» **INSTRUCTION**: Repeat the data below exactly, dropping any pictures it holds.

____

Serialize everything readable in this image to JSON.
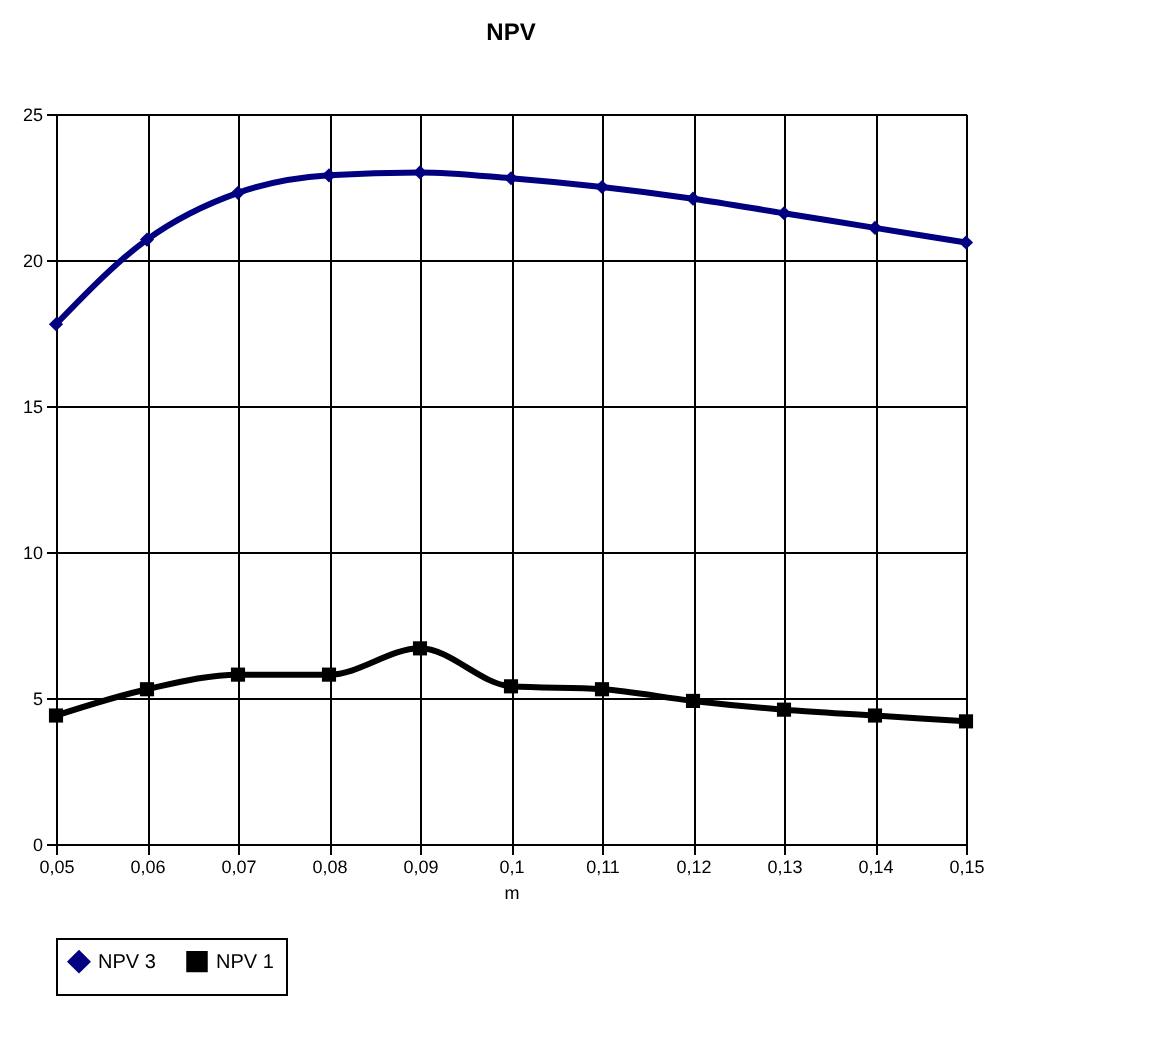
{
  "chart_data": {
    "type": "line",
    "title": "NPV",
    "xlabel": "m",
    "categories": [
      "0,05",
      "0,06",
      "0,07",
      "0,08",
      "0,09",
      "0,1",
      "0,11",
      "0,12",
      "0,13",
      "0,14",
      "0,15"
    ],
    "series": [
      {
        "name": "NPV 3",
        "color": "#000080",
        "marker": "diamond",
        "values": [
          17.8,
          20.7,
          22.3,
          22.9,
          23.0,
          22.8,
          22.5,
          22.1,
          21.6,
          21.1,
          20.6
        ]
      },
      {
        "name": "NPV 1",
        "color": "#000000",
        "marker": "square",
        "values": [
          4.4,
          5.3,
          5.8,
          5.8,
          6.7,
          5.4,
          5.3,
          4.9,
          4.6,
          4.4,
          4.2
        ]
      }
    ],
    "ylim": [
      0,
      25
    ],
    "yticks": [
      0,
      5,
      10,
      15,
      20,
      25
    ],
    "grid": true,
    "legend": "bottom"
  }
}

____

» **ANSWER TO THE EXERCISE**:
Serialize everything readable in this image to JSON.
{
  "chart_data": {
    "type": "line",
    "title": "NPV",
    "xlabel": "m",
    "categories": [
      "0,05",
      "0,06",
      "0,07",
      "0,08",
      "0,09",
      "0,1",
      "0,11",
      "0,12",
      "0,13",
      "0,14",
      "0,15"
    ],
    "series": [
      {
        "name": "NPV 3",
        "color": "#000080",
        "marker": "diamond",
        "values": [
          17.8,
          20.7,
          22.3,
          22.9,
          23.0,
          22.8,
          22.5,
          22.1,
          21.6,
          21.1,
          20.6
        ]
      },
      {
        "name": "NPV 1",
        "color": "#000000",
        "marker": "square",
        "values": [
          4.4,
          5.3,
          5.8,
          5.8,
          6.7,
          5.4,
          5.3,
          4.9,
          4.6,
          4.4,
          4.2
        ]
      }
    ],
    "ylim": [
      0,
      25
    ],
    "yticks": [
      0,
      5,
      10,
      15,
      20,
      25
    ],
    "grid": true,
    "legend": "bottom"
  }
}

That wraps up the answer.